* _Set exercise_: Give an exact transcription of every line, dropping the images.

* _Input material_:
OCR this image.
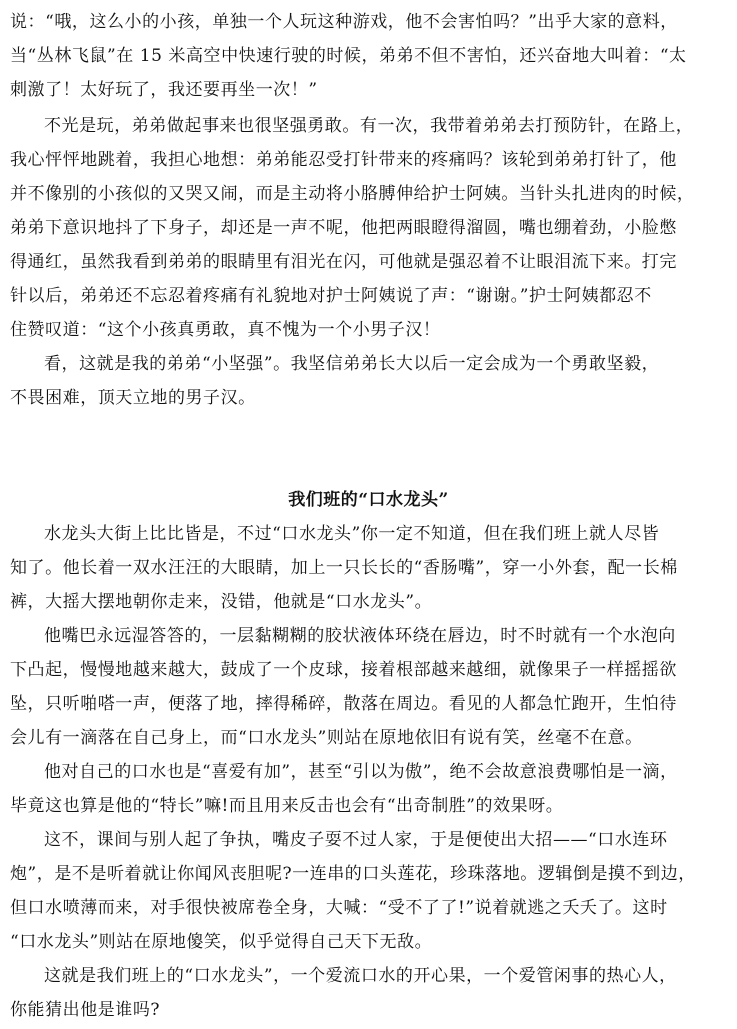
说：“哦，这么小的小孩，单独一个人玩这种游戏，他不会害怕吗？”出乎大家的意料，
当“丛林飞鼠”在 15 米高空中快速行驶的时候，弟弟不但不害怕，还兴奋地大叫着：“太
刺激了！太好玩了，我还要再坐一次！”
不光是玩，弟弟做起事来也很坚强勇敢。有一次，我带着弟弟去打预防针，在路上，
我心怦怦地跳着，我担心地想：弟弟能忍受打针带来的疼痛吗？该轮到弟弟打针了，他
并不像别的小孩似的又哭又闹，而是主动将小胳膊伸给护士阿姨。当针头扎进肉的时候，
弟弟下意识地抖了下身子，却还是一声不呢，他把两眼瞪得溜圆，嘴也绷着劲，小脸憋
得通红，虽然我看到弟弟的眼睛里有泪光在闪，可他就是强忍着不让眼泪流下来。打完
针以后，弟弟还不忘忍着疼痛有礼貌地对护士阿姨说了声：“谢谢。”护士阿姨都忍不
住赞叹道：“这个小孩真勇敢，真不愧为一个小男子汉！
看，这就是我的弟弟“小坚强”。我坚信弟弟长大以后一定会成为一个勇敢坚毅，
不畏困难，顶天立地的男子汉。
我们班的“口水龙头”
水龙头大街上比比皆是，不过“口水龙头”你一定不知道，但在我们班上就人尽皆
知了。他长着一双水汪汪的大眼睛，加上一只长长的“香肠嘴”，穿一小外套，配一长棉
裤，大摇大摆地朝你走来，没错，他就是“口水龙头”。
他嘴巴永远湿答答的，一层黏糊糊的胶状液体环绕在唇边，时不时就有一个水泡向
下凸起，慢慢地越来越大，鼓成了一个皮球，接着根部越来越细，就像果子一样摇摇欲
坠，只听啪嗒一声，便落了地，摔得稀碎，散落在周边。看见的人都急忙跑开，生怕待
会儿有一滴落在自己身上，而“口水龙头”则站在原地依旧有说有笑，丝毫不在意。
他对自己的口水也是“喜爱有加”，甚至“引以为傲”，绝不会故意浪费哪怕是一滴，
毕竟这也算是他的“特长”嘛!而且用来反击也会有“出奇制胜”的效果呀。
这不，课间与别人起了争执，嘴皮子耍不过人家，于是便使出大招——“口水连环
炮”，是不是听着就让你闻风丧胆呢?一连串的口头莲花，珍珠落地。逻辑倒是摸不到边，
但口水喷薄而来，对手很快被席卷全身，大喊：“受不了了!”说着就逃之夭夭了。这时
“口水龙头”则站在原地傻笑，似乎觉得自己天下无敌。
这就是我们班上的“口水龙头”，一个爱流口水的开心果，一个爱管闲事的热心人，
你能猜出他是谁吗?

* _Exercise solution_:
OCR this image.
说：“哦，这么小的小孩，单独一个人玩这种游戏，他不会害怕吗？”出乎大家的意料，
当“丛林飞鼠”在 15 米高空中快速行驶的时候，弟弟不但不害怕，还兴奋地大叫着：“太
刺激了！太好玩了，我还要再坐一次！”
不光是玩，弟弟做起事来也很坚强勇敢。有一次，我带着弟弟去打预防针，在路上，
我心怦怦地跳着，我担心地想：弟弟能忍受打针带来的疼痛吗？该轮到弟弟打针了，他
并不像别的小孩似的又哭又闹，而是主动将小胳膊伸给护士阿姨。当针头扎进肉的时候，
弟弟下意识地抖了下身子，却还是一声不呢，他把两眼瞪得溜圆，嘴也绷着劲，小脸憋
得通红，虽然我看到弟弟的眼睛里有泪光在闪，可他就是强忍着不让眼泪流下来。打完
针以后，弟弟还不忘忍着疼痛有礼貌地对护士阿姨说了声：“谢谢。”护士阿姨都忍不
住赞叹道：“这个小孩真勇敢，真不愧为一个小男子汉！
看，这就是我的弟弟“小坚强”。我坚信弟弟长大以后一定会成为一个勇敢坚毅，
不畏困难，顶天立地的男子汉。
我们班的“口水龙头”
水龙头大街上比比皆是，不过“口水龙头”你一定不知道，但在我们班上就人尽皆
知了。他长着一双水汪汪的大眼睛，加上一只长长的“香肠嘴”，穿一小外套，配一长棉
裤，大摇大摆地朝你走来，没错，他就是“口水龙头”。
他嘴巴永远湿答答的，一层黏糊糊的胶状液体环绕在唇边，时不时就有一个水泡向
下凸起，慢慢地越来越大，鼓成了一个皮球，接着根部越来越细，就像果子一样摇摇欲
坠，只听啪嗒一声，便落了地，摔得稀碎，散落在周边。看见的人都急忙跑开，生怕待
会儿有一滴落在自己身上，而“口水龙头”则站在原地依旧有说有笑，丝毫不在意。
他对自己的口水也是“喜爱有加”，甚至“引以为傲”，绝不会故意浪费哪怕是一滴，
毕竟这也算是他的“特长”嘛!而且用来反击也会有“出奇制胜”的效果呀。
这不，课间与别人起了争执，嘴皮子耍不过人家，于是便使出大招——“口水连环
炮”，是不是听着就让你闻风丧胆呢?一连串的口头莲花，珍珠落地。逻辑倒是摸不到边，
但口水喷薄而来，对手很快被席卷全身，大喊：“受不了了!”说着就逃之夭夭了。这时
“口水龙头”则站在原地傻笑，似乎觉得自己天下无敌。
这就是我们班上的“口水龙头”，一个爱流口水的开心果，一个爱管闲事的热心人，
你能猜出他是谁吗?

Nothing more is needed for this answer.